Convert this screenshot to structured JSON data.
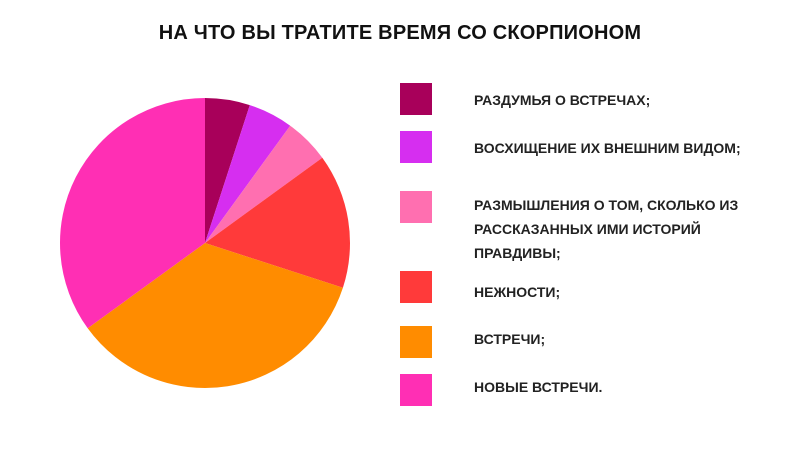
{
  "chart_data": {
    "type": "pie",
    "title": "НА ЧТО ВЫ ТРАТИТЕ ВРЕМЯ СО СКОРПИОНОМ",
    "legend_position": "right",
    "categories": [
      "РАЗДУМЬЯ О ВСТРЕЧАХ;",
      "ВОСХИЩЕНИЕ ИХ ВНЕШНИМ ВИДОМ;",
      "РАЗМЫШЛЕНИЯ О ТОМ, СКОЛЬКО ИЗ РАССКАЗАННЫХ ИМИ ИСТОРИЙ ПРАВДИВЫ;",
      "НЕЖНОСТИ;",
      "ВСТРЕЧИ;",
      "НОВЫЕ ВСТРЕЧИ."
    ],
    "values": [
      5,
      5,
      5,
      15,
      35,
      35
    ],
    "colors": [
      "#a8005a",
      "#d62ef0",
      "#ff6fb0",
      "#ff3a3a",
      "#ff8c00",
      "#ff2fb4"
    ]
  }
}
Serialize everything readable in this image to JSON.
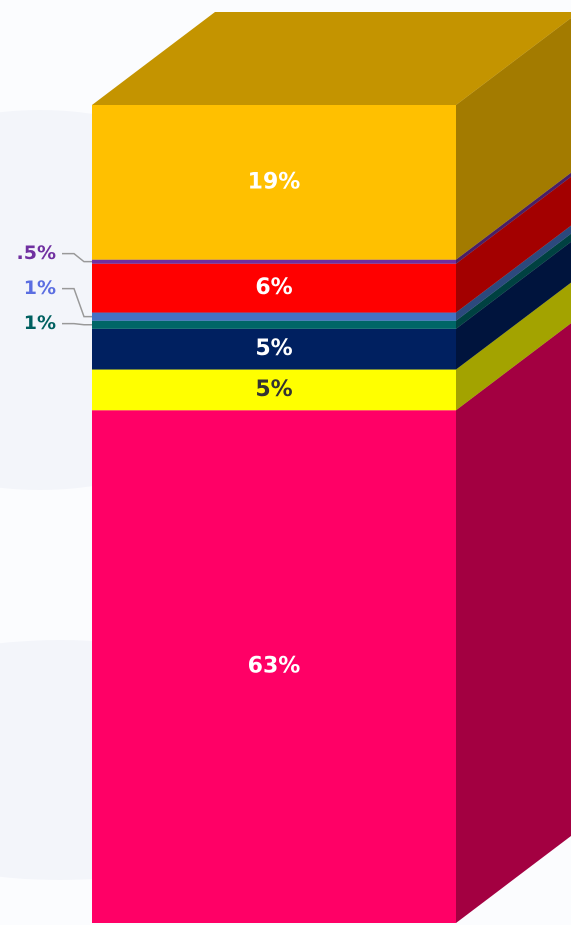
{
  "chart_data": {
    "type": "bar",
    "values": [
      63,
      5,
      5,
      1,
      1,
      6,
      0.5,
      19
    ],
    "value_labels": [
      "63%",
      "5%",
      "5%",
      "1%",
      "1%",
      "6%",
      ".5%",
      "19%"
    ],
    "colors": [
      "#ff0066",
      "#ffff00",
      "#002060",
      "#006666",
      "#4472c4",
      "#ff0000",
      "#7030a0",
      "#ffc000"
    ],
    "label_colors": [
      "#ffffff",
      "#333333",
      "#ffffff",
      "#006060",
      "#5b6ee1",
      "#ffffff",
      "#7030a0",
      "#ffffff"
    ]
  }
}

——————————

## TASK TO CARRY OUT
Print all the records again exactly; do not include any picture.

## RIGHT ANSWER
Convert this screenshot to structured JSON data.
{
  "chart_data": {
    "type": "pie",
    "title": "НА ЧТО ВЫ ТРАТИТЕ ВРЕМЯ СО СКОРПИОНОМ",
    "legend_position": "right",
    "categories": [
      "РАЗДУМЬЯ О ВСТРЕЧАХ;",
      "ВОСХИЩЕНИЕ ИХ ВНЕШНИМ ВИДОМ;",
      "РАЗМЫШЛЕНИЯ О ТОМ, СКОЛЬКО ИЗ РАССКАЗАННЫХ ИМИ ИСТОРИЙ ПРАВДИВЫ;",
      "НЕЖНОСТИ;",
      "ВСТРЕЧИ;",
      "НОВЫЕ ВСТРЕЧИ."
    ],
    "values": [
      5,
      5,
      5,
      15,
      35,
      35
    ],
    "colors": [
      "#a8005a",
      "#d62ef0",
      "#ff6fb0",
      "#ff3a3a",
      "#ff8c00",
      "#ff2fb4"
    ]
  }
}
Serialize everything readable in this image to JSON.
{
  "chart_data": {
    "type": "bar",
    "values": [
      63,
      5,
      5,
      1,
      1,
      6,
      0.5,
      19
    ],
    "value_labels": [
      "63%",
      "5%",
      "5%",
      "1%",
      "1%",
      "6%",
      ".5%",
      "19%"
    ],
    "colors": [
      "#ff0066",
      "#ffff00",
      "#002060",
      "#006666",
      "#4472c4",
      "#ff0000",
      "#7030a0",
      "#ffc000"
    ],
    "label_colors": [
      "#ffffff",
      "#333333",
      "#ffffff",
      "#006060",
      "#5b6ee1",
      "#ffffff",
      "#7030a0",
      "#ffffff"
    ]
  }
}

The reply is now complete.